─── Source material ───

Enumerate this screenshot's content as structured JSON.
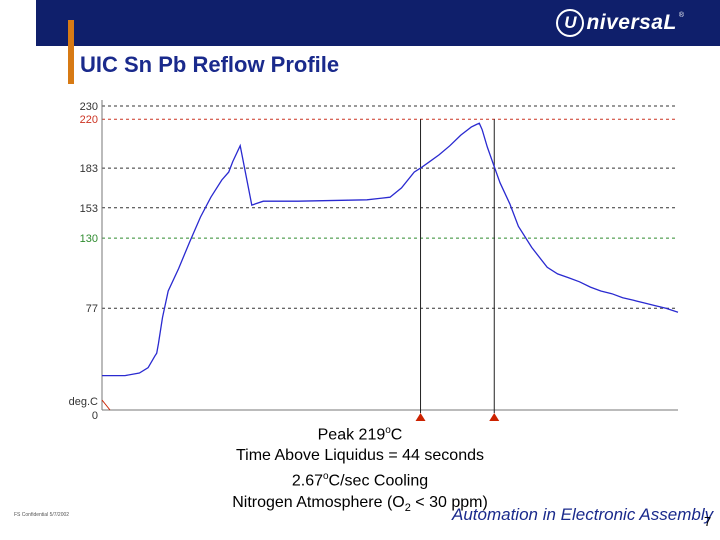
{
  "header": {
    "logo_text": "niversaL",
    "logo_badge": "U",
    "logo_reg": "®",
    "title": "UIC Sn Pb Reflow Profile"
  },
  "colors": {
    "header_bg": "#0f1f6b",
    "accent": "#d77a14",
    "title": "#1a2a8c",
    "curve": "#2a2ad0",
    "marker": "#cc2200",
    "grid_black": "#333333",
    "grid_red": "#cc3322",
    "grid_green": "#2e8b2e"
  },
  "chart_data": {
    "type": "line",
    "y_unit_label": "deg.C",
    "ylim": [
      0,
      230
    ],
    "xlim": [
      0,
      100
    ],
    "reference_lines": [
      {
        "value": 230,
        "label": "230",
        "color": "#333333"
      },
      {
        "value": 220,
        "label": "220",
        "color": "#cc3322"
      },
      {
        "value": 183,
        "label": "183",
        "color": "#333333"
      },
      {
        "value": 153,
        "label": "153",
        "color": "#333333"
      },
      {
        "value": 130,
        "label": "130",
        "color": "#2e8b2e"
      },
      {
        "value": 77,
        "label": "77",
        "color": "#333333"
      }
    ],
    "zero_label": "0",
    "markers_x": [
      55.3,
      68.1
    ],
    "series": [
      {
        "x": [
          0,
          4,
          6.5,
          8,
          9.2,
          9.5,
          9.8,
          10.5,
          11.5,
          13.3,
          15.2,
          17.1,
          18.9,
          20.8,
          22,
          22.7,
          24,
          26,
          28,
          34,
          46,
          50,
          52,
          54.2,
          55.3,
          56.6,
          58.5,
          60.4,
          62.3,
          64.1,
          65,
          65.5,
          66,
          66.9,
          68.1,
          69.1,
          70.8,
          72.3,
          74.6,
          77.3,
          79.1,
          81,
          82.9,
          84.8,
          86.6,
          88.5,
          90.4,
          92.3,
          94.1,
          96,
          97.9,
          100
        ],
        "y": [
          26,
          26,
          28,
          32,
          41,
          43,
          50,
          70,
          90,
          107,
          127,
          146,
          161,
          174,
          180,
          188,
          200,
          155,
          158,
          158,
          159,
          161,
          168,
          180,
          183,
          187,
          193,
          200,
          208,
          214,
          216,
          217,
          212,
          199,
          184,
          172,
          156,
          139,
          123,
          108,
          103,
          100,
          97,
          93,
          90,
          88,
          85,
          83,
          81,
          79,
          77,
          74
        ]
      }
    ]
  },
  "caption": {
    "line1": "Peak 219",
    "line1_sup": "o",
    "line1_unit": "C",
    "line2": "Time Above Liquidus = 44 seconds",
    "line3_value": "2.67",
    "line3_sup": "o",
    "line3_rest": "C/sec Cooling",
    "line4_pre": "Nitrogen Atmosphere (O",
    "line4_sub": "2",
    "line4_post": " < 30 ppm)"
  },
  "footer": {
    "footnote": "FS Confidential 5/7/2002",
    "tagline": "Automation in Electronic Assembly",
    "page_number": "7"
  }
}
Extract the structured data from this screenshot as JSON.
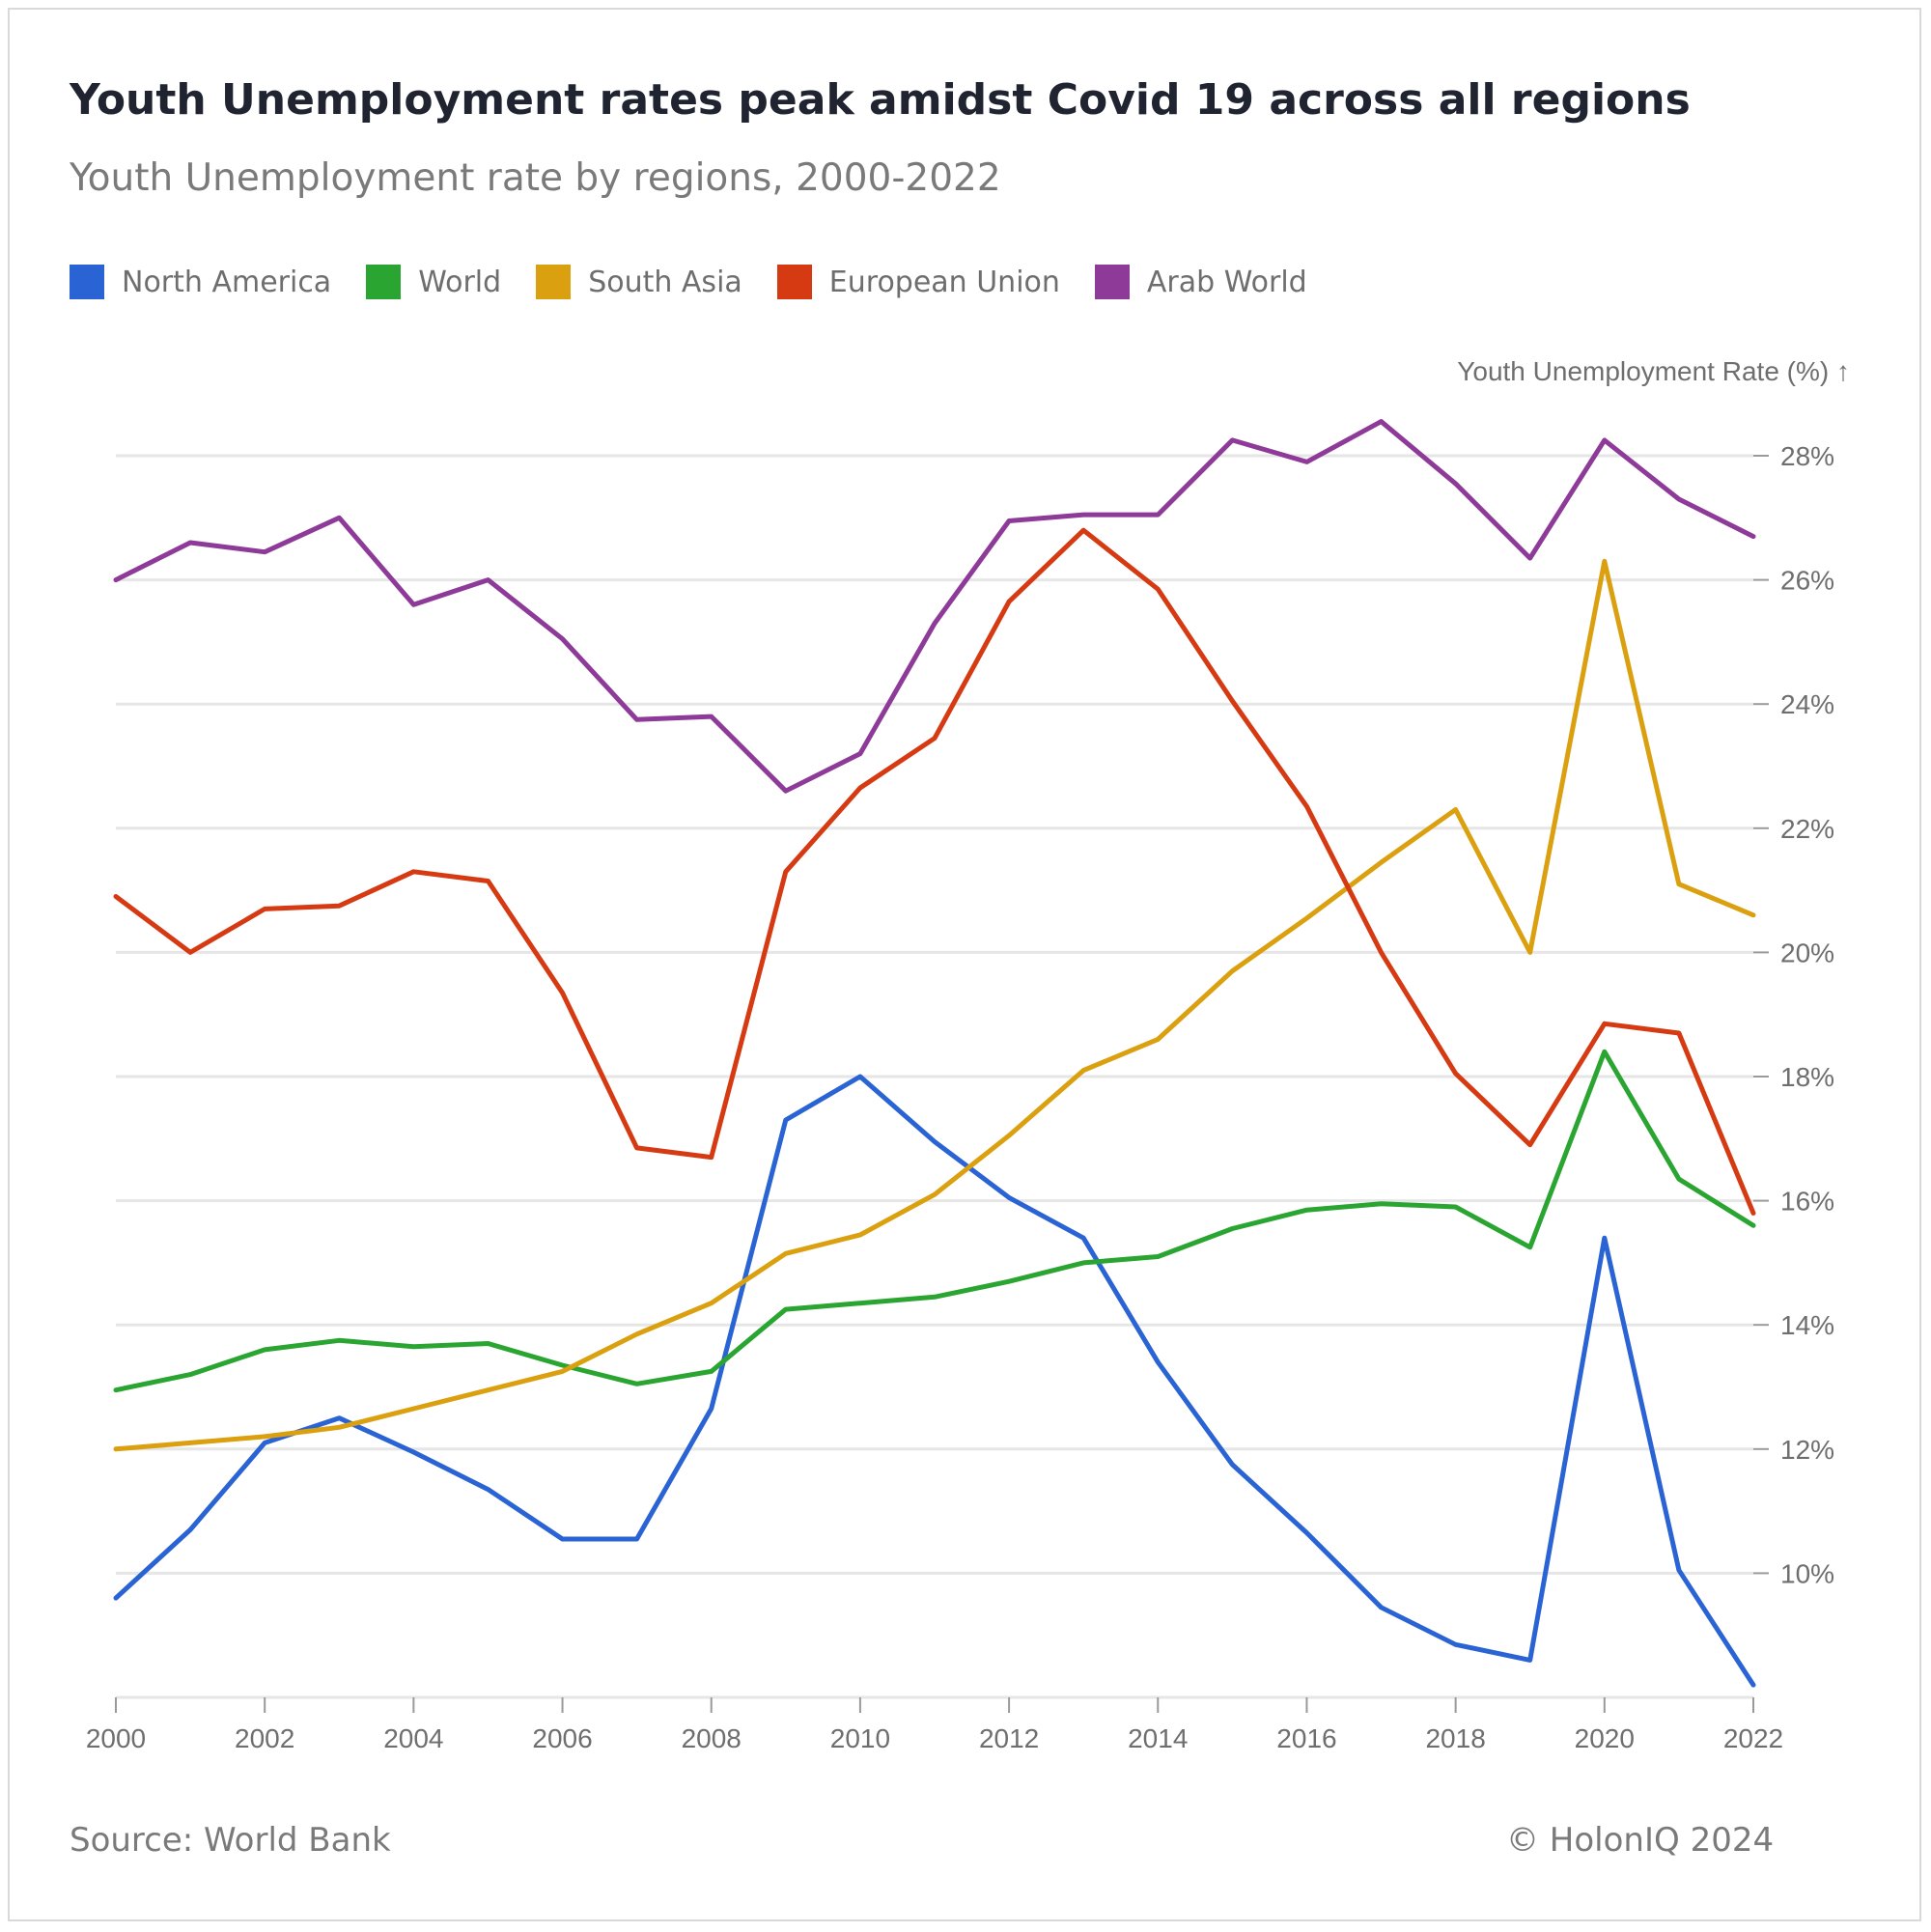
{
  "header": {
    "title": "Youth Unemployment rates peak amidst Covid 19 across all regions",
    "subtitle": "Youth Unemployment rate by regions, 2000-2022"
  },
  "footer": {
    "source": "Source: World Bank",
    "copyright": "© HolonIQ 2024"
  },
  "chart_data": {
    "type": "line",
    "title": "Youth Unemployment rates peak amidst Covid 19 across all regions",
    "subtitle": "Youth Unemployment rate by regions, 2000-2022",
    "xlabel": "",
    "ylabel": "Youth Unemployment Rate (%) ↑",
    "ylim": [
      8,
      29.5
    ],
    "xlim": [
      2000,
      2022
    ],
    "y_ticks": [
      10,
      12,
      14,
      16,
      18,
      20,
      22,
      24,
      26,
      28
    ],
    "y_tick_labels": [
      "10%",
      "12%",
      "14%",
      "16%",
      "18%",
      "20%",
      "22%",
      "24%",
      "26%",
      "28%"
    ],
    "x_ticks": [
      2000,
      2002,
      2004,
      2006,
      2008,
      2010,
      2012,
      2014,
      2016,
      2018,
      2020,
      2022
    ],
    "x_tick_labels": [
      "2000",
      "2002",
      "2004",
      "2006",
      "2008",
      "2010",
      "2012",
      "2014",
      "2016",
      "2018",
      "2020",
      "2022"
    ],
    "grid": "horizontal",
    "y_axis_position": "right",
    "legend_position": "top-left",
    "x": [
      2000,
      2001,
      2002,
      2003,
      2004,
      2005,
      2006,
      2007,
      2008,
      2009,
      2010,
      2011,
      2012,
      2013,
      2014,
      2015,
      2016,
      2017,
      2018,
      2019,
      2020,
      2021,
      2022
    ],
    "series": [
      {
        "name": "North America",
        "color": "#2a63d3",
        "values": [
          9.6,
          10.7,
          12.1,
          12.5,
          11.95,
          11.35,
          10.55,
          10.55,
          12.65,
          17.3,
          18.0,
          16.95,
          16.05,
          15.4,
          13.4,
          11.75,
          10.65,
          9.45,
          8.85,
          8.6,
          15.4,
          10.05,
          8.2
        ]
      },
      {
        "name": "World",
        "color": "#2ba532",
        "values": [
          12.95,
          13.2,
          13.6,
          13.75,
          13.65,
          13.7,
          13.35,
          13.05,
          13.25,
          14.25,
          14.35,
          14.45,
          14.7,
          15.0,
          15.1,
          15.55,
          15.85,
          15.95,
          15.9,
          15.25,
          18.4,
          16.35,
          15.6
        ]
      },
      {
        "name": "South Asia",
        "color": "#dba00f",
        "values": [
          12.0,
          12.1,
          12.2,
          12.35,
          12.65,
          12.95,
          13.25,
          13.85,
          14.35,
          15.15,
          15.45,
          16.1,
          17.05,
          18.1,
          18.6,
          19.7,
          20.55,
          21.45,
          22.3,
          20.0,
          26.3,
          21.1,
          20.6
        ]
      },
      {
        "name": "European Union",
        "color": "#d63a12",
        "values": [
          20.9,
          20.0,
          20.7,
          20.75,
          21.3,
          21.15,
          19.35,
          16.85,
          16.7,
          21.3,
          22.65,
          23.45,
          25.65,
          26.8,
          25.85,
          24.05,
          22.35,
          20.0,
          18.05,
          16.9,
          18.85,
          18.7,
          15.8
        ]
      },
      {
        "name": "Arab World",
        "color": "#8e3a99",
        "values": [
          26.0,
          26.6,
          26.45,
          27.0,
          25.6,
          26.0,
          25.05,
          23.75,
          23.8,
          22.6,
          23.2,
          25.3,
          26.95,
          27.05,
          27.05,
          28.25,
          27.9,
          28.55,
          27.55,
          26.35,
          28.25,
          27.3,
          26.7
        ]
      }
    ]
  }
}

───

- **Written task**
Leave the images out and output the remaining material exactly as it stands.

- **Response**
Enumerate this screenshot's content as structured JSON.
{
  "header": {
    "logo_text": "niversaL",
    "logo_badge": "U",
    "logo_reg": "®",
    "title": "UIC Sn Pb Reflow Profile"
  },
  "colors": {
    "header_bg": "#0f1f6b",
    "accent": "#d77a14",
    "title": "#1a2a8c",
    "curve": "#2a2ad0",
    "marker": "#cc2200",
    "grid_black": "#333333",
    "grid_red": "#cc3322",
    "grid_green": "#2e8b2e"
  },
  "chart_data": {
    "type": "line",
    "y_unit_label": "deg.C",
    "ylim": [
      0,
      230
    ],
    "xlim": [
      0,
      100
    ],
    "reference_lines": [
      {
        "value": 230,
        "label": "230",
        "color": "#333333"
      },
      {
        "value": 220,
        "label": "220",
        "color": "#cc3322"
      },
      {
        "value": 183,
        "label": "183",
        "color": "#333333"
      },
      {
        "value": 153,
        "label": "153",
        "color": "#333333"
      },
      {
        "value": 130,
        "label": "130",
        "color": "#2e8b2e"
      },
      {
        "value": 77,
        "label": "77",
        "color": "#333333"
      }
    ],
    "zero_label": "0",
    "markers_x": [
      55.3,
      68.1
    ],
    "series": [
      {
        "x": [
          0,
          4,
          6.5,
          8,
          9.2,
          9.5,
          9.8,
          10.5,
          11.5,
          13.3,
          15.2,
          17.1,
          18.9,
          20.8,
          22,
          22.7,
          24,
          26,
          28,
          34,
          46,
          50,
          52,
          54.2,
          55.3,
          56.6,
          58.5,
          60.4,
          62.3,
          64.1,
          65,
          65.5,
          66,
          66.9,
          68.1,
          69.1,
          70.8,
          72.3,
          74.6,
          77.3,
          79.1,
          81,
          82.9,
          84.8,
          86.6,
          88.5,
          90.4,
          92.3,
          94.1,
          96,
          97.9,
          100
        ],
        "y": [
          26,
          26,
          28,
          32,
          41,
          43,
          50,
          70,
          90,
          107,
          127,
          146,
          161,
          174,
          180,
          188,
          200,
          155,
          158,
          158,
          159,
          161,
          168,
          180,
          183,
          187,
          193,
          200,
          208,
          214,
          216,
          217,
          212,
          199,
          184,
          172,
          156,
          139,
          123,
          108,
          103,
          100,
          97,
          93,
          90,
          88,
          85,
          83,
          81,
          79,
          77,
          74
        ]
      }
    ]
  },
  "caption": {
    "line1": "Peak 219",
    "line1_sup": "o",
    "line1_unit": "C",
    "line2": "Time Above Liquidus = 44 seconds",
    "line3_value": "2.67",
    "line3_sup": "o",
    "line3_rest": "C/sec Cooling",
    "line4_pre": "Nitrogen Atmosphere (O",
    "line4_sub": "2",
    "line4_post": " < 30 ppm)"
  },
  "footer": {
    "footnote": "FS Confidential 5/7/2002",
    "tagline": "Automation in Electronic Assembly",
    "page_number": "7"
  }
}
Extract the structured data from this screenshot as JSON.
{
  "header": {
    "title": "Youth Unemployment rates peak amidst Covid 19 across all regions",
    "subtitle": "Youth Unemployment rate by regions, 2000-2022"
  },
  "footer": {
    "source": "Source: World Bank",
    "copyright": "© HolonIQ 2024"
  },
  "chart_data": {
    "type": "line",
    "title": "Youth Unemployment rates peak amidst Covid 19 across all regions",
    "subtitle": "Youth Unemployment rate by regions, 2000-2022",
    "xlabel": "",
    "ylabel": "Youth Unemployment Rate (%) ↑",
    "ylim": [
      8,
      29.5
    ],
    "xlim": [
      2000,
      2022
    ],
    "y_ticks": [
      10,
      12,
      14,
      16,
      18,
      20,
      22,
      24,
      26,
      28
    ],
    "y_tick_labels": [
      "10%",
      "12%",
      "14%",
      "16%",
      "18%",
      "20%",
      "22%",
      "24%",
      "26%",
      "28%"
    ],
    "x_ticks": [
      2000,
      2002,
      2004,
      2006,
      2008,
      2010,
      2012,
      2014,
      2016,
      2018,
      2020,
      2022
    ],
    "x_tick_labels": [
      "2000",
      "2002",
      "2004",
      "2006",
      "2008",
      "2010",
      "2012",
      "2014",
      "2016",
      "2018",
      "2020",
      "2022"
    ],
    "grid": "horizontal",
    "y_axis_position": "right",
    "legend_position": "top-left",
    "x": [
      2000,
      2001,
      2002,
      2003,
      2004,
      2005,
      2006,
      2007,
      2008,
      2009,
      2010,
      2011,
      2012,
      2013,
      2014,
      2015,
      2016,
      2017,
      2018,
      2019,
      2020,
      2021,
      2022
    ],
    "series": [
      {
        "name": "North America",
        "color": "#2a63d3",
        "values": [
          9.6,
          10.7,
          12.1,
          12.5,
          11.95,
          11.35,
          10.55,
          10.55,
          12.65,
          17.3,
          18.0,
          16.95,
          16.05,
          15.4,
          13.4,
          11.75,
          10.65,
          9.45,
          8.85,
          8.6,
          15.4,
          10.05,
          8.2
        ]
      },
      {
        "name": "World",
        "color": "#2ba532",
        "values": [
          12.95,
          13.2,
          13.6,
          13.75,
          13.65,
          13.7,
          13.35,
          13.05,
          13.25,
          14.25,
          14.35,
          14.45,
          14.7,
          15.0,
          15.1,
          15.55,
          15.85,
          15.95,
          15.9,
          15.25,
          18.4,
          16.35,
          15.6
        ]
      },
      {
        "name": "South Asia",
        "color": "#dba00f",
        "values": [
          12.0,
          12.1,
          12.2,
          12.35,
          12.65,
          12.95,
          13.25,
          13.85,
          14.35,
          15.15,
          15.45,
          16.1,
          17.05,
          18.1,
          18.6,
          19.7,
          20.55,
          21.45,
          22.3,
          20.0,
          26.3,
          21.1,
          20.6
        ]
      },
      {
        "name": "European Union",
        "color": "#d63a12",
        "values": [
          20.9,
          20.0,
          20.7,
          20.75,
          21.3,
          21.15,
          19.35,
          16.85,
          16.7,
          21.3,
          22.65,
          23.45,
          25.65,
          26.8,
          25.85,
          24.05,
          22.35,
          20.0,
          18.05,
          16.9,
          18.85,
          18.7,
          15.8
        ]
      },
      {
        "name": "Arab World",
        "color": "#8e3a99",
        "values": [
          26.0,
          26.6,
          26.45,
          27.0,
          25.6,
          26.0,
          25.05,
          23.75,
          23.8,
          22.6,
          23.2,
          25.3,
          26.95,
          27.05,
          27.05,
          28.25,
          27.9,
          28.55,
          27.55,
          26.35,
          28.25,
          27.3,
          26.7
        ]
      }
    ]
  }
}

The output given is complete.